Work out how many lines of the records contain "docker". Answer with the number and nothing else.

_ _ _ _ _ _ _

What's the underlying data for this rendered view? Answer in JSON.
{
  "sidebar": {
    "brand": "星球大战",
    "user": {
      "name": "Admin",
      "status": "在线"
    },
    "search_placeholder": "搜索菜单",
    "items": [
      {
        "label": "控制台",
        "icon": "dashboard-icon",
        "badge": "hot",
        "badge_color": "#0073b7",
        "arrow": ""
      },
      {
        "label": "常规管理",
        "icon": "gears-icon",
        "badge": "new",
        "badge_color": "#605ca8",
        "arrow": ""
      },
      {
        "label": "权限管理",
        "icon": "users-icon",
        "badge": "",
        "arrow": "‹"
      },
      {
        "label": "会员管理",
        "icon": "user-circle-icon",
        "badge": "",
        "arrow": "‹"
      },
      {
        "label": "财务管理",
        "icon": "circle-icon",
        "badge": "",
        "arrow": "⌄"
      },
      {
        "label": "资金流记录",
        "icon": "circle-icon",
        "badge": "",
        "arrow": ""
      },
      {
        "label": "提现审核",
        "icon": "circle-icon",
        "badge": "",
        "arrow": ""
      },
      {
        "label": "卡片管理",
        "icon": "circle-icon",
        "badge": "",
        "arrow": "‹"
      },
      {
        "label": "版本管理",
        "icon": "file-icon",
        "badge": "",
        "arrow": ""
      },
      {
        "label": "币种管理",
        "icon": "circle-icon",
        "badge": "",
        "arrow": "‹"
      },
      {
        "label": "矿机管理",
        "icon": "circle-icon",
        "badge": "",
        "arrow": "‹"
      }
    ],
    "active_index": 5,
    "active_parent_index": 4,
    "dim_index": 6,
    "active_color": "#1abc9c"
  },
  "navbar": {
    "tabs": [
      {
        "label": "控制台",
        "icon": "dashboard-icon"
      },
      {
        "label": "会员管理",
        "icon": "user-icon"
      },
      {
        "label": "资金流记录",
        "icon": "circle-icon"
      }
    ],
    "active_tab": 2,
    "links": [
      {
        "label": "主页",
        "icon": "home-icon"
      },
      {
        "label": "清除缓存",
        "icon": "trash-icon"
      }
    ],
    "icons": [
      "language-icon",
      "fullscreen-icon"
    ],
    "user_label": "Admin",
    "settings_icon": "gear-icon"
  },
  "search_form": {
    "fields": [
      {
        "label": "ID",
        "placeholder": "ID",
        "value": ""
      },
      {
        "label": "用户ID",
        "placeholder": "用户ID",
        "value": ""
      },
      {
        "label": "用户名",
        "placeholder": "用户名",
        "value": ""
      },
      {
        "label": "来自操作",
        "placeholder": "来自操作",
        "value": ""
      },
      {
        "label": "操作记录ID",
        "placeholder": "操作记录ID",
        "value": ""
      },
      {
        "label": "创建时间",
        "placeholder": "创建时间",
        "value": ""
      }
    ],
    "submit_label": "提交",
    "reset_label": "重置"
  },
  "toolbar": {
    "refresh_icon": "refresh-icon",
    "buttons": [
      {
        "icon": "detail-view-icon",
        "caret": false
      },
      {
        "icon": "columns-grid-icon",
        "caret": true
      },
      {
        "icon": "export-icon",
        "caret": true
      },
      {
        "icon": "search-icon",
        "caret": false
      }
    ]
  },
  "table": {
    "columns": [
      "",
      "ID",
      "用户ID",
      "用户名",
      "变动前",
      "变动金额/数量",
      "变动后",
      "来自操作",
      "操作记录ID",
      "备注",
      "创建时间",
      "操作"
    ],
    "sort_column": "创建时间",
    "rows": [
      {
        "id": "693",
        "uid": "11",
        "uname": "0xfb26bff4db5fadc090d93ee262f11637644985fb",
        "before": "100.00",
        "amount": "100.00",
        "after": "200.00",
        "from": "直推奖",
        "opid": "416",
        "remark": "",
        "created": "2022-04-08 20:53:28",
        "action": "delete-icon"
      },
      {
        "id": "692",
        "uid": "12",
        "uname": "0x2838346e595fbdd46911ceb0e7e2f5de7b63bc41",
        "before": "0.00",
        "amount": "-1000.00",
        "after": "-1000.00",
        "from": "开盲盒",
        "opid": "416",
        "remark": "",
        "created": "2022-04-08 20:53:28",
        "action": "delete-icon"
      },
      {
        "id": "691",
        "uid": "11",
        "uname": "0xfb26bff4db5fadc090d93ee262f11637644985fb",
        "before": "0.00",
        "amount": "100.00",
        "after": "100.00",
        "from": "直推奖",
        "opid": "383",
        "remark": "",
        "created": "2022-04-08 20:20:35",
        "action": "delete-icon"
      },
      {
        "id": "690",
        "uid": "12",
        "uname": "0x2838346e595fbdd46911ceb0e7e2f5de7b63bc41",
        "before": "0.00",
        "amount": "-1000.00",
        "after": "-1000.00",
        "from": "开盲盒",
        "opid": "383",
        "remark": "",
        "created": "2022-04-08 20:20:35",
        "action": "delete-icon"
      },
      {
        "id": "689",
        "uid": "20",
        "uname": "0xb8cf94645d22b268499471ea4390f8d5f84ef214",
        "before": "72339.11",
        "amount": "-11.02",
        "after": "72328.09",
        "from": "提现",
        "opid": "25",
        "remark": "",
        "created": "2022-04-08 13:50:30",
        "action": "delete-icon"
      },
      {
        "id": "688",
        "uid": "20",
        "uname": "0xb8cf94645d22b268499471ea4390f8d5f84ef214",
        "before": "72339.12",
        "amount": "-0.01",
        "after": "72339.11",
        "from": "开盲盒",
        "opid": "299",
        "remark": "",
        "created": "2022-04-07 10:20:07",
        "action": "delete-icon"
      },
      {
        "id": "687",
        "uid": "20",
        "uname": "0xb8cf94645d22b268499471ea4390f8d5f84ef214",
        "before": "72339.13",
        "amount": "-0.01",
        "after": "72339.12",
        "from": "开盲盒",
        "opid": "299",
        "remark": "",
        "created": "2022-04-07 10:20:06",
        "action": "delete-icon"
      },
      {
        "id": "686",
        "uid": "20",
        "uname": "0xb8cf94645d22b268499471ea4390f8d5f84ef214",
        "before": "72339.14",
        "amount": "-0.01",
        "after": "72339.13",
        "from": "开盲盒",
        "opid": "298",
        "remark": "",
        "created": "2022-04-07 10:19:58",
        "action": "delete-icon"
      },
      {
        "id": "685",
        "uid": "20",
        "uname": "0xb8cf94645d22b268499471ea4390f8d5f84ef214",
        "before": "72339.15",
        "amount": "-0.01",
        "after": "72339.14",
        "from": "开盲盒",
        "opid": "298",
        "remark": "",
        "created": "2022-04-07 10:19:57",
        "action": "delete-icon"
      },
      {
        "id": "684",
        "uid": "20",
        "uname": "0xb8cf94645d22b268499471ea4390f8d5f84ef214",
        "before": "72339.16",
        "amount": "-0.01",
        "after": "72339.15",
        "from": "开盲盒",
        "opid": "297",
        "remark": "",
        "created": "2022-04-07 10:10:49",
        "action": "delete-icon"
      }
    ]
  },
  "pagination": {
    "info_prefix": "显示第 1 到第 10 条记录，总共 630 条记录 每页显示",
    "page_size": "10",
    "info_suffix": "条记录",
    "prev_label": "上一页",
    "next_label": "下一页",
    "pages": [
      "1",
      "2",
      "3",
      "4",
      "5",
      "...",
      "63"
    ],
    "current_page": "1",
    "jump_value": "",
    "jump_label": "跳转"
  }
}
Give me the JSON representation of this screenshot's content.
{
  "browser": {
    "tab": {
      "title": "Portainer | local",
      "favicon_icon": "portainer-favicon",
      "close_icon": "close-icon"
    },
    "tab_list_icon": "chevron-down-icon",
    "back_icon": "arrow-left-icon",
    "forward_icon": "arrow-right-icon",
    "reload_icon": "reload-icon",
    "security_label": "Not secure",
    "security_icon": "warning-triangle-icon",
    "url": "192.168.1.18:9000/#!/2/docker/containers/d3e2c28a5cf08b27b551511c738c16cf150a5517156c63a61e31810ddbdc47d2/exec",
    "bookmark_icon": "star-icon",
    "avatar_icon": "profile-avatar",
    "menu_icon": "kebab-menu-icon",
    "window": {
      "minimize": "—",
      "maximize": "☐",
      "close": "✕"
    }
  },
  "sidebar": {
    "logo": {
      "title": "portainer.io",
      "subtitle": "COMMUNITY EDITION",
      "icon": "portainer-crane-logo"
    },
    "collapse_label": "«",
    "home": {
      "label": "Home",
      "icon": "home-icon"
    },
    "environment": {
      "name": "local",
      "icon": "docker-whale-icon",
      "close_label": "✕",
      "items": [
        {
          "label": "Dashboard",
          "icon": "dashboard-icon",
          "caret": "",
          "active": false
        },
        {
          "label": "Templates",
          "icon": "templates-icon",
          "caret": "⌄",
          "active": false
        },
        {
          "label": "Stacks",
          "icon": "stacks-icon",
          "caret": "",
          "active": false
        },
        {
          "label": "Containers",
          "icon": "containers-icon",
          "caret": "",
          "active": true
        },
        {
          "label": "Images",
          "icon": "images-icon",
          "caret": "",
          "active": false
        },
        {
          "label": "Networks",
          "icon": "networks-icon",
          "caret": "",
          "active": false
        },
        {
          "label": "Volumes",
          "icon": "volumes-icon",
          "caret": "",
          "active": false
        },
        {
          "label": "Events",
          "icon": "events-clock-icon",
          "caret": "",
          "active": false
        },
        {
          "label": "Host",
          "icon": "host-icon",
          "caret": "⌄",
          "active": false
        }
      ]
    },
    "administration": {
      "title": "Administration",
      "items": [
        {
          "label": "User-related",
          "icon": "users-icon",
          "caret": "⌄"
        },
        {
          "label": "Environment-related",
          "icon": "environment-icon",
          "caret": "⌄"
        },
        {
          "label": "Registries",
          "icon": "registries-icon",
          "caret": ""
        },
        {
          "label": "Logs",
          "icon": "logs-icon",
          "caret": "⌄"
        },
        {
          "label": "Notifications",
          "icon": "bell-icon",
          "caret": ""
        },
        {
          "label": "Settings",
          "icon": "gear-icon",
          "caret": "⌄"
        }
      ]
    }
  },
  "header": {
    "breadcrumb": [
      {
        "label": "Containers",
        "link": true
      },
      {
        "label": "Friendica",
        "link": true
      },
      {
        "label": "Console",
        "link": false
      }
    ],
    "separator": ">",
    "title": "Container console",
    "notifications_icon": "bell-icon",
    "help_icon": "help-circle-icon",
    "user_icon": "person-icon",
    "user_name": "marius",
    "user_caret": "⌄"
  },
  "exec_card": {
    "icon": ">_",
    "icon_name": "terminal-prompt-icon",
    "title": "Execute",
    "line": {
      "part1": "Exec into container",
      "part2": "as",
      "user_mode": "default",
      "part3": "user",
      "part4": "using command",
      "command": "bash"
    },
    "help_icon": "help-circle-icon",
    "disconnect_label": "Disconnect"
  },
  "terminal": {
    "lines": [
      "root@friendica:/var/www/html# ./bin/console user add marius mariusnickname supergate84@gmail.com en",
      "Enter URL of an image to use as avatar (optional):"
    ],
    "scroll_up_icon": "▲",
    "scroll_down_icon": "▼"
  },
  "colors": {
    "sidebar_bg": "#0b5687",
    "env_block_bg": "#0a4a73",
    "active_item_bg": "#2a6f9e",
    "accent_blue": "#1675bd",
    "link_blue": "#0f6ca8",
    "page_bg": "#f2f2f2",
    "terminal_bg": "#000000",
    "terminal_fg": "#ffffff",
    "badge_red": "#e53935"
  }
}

_ _ _ _ _ _ _

* Answer to the exercise
2